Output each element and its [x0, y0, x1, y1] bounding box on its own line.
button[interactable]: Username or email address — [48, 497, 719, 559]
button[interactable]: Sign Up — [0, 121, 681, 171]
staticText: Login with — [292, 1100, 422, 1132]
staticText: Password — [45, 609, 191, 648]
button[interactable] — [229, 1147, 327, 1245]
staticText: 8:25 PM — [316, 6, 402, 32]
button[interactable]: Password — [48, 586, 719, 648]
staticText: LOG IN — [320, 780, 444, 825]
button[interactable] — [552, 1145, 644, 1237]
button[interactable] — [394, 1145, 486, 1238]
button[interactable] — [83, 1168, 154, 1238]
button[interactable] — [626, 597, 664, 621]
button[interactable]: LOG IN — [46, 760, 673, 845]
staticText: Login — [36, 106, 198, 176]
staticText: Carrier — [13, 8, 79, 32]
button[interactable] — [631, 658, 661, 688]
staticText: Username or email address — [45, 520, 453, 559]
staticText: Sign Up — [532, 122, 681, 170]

+++

Please write out every line of the data above verbatim.

- RESPONSE BELOW
Output each element and its [x0, y0, x1, y1] bounding box on its own line.
button[interactable]: Username or email address — [48, 497, 719, 559]
button[interactable]: Sign Up — [0, 121, 681, 171]
staticText: Login with — [292, 1100, 422, 1132]
staticText: Password — [45, 609, 191, 648]
button[interactable] — [229, 1147, 327, 1245]
staticText: 8:25 PM — [316, 6, 402, 32]
button[interactable]: Password — [48, 586, 719, 648]
staticText: LOG IN — [320, 780, 444, 825]
button[interactable] — [552, 1145, 644, 1237]
button[interactable] — [394, 1145, 486, 1238]
button[interactable] — [83, 1168, 154, 1238]
button[interactable] — [626, 597, 664, 621]
button[interactable]: LOG IN — [46, 760, 673, 845]
staticText: Login — [36, 106, 198, 176]
staticText: Carrier — [13, 8, 79, 32]
button[interactable] — [631, 658, 661, 688]
staticText: Username or email address — [45, 520, 453, 559]
staticText: Sign Up — [532, 122, 681, 170]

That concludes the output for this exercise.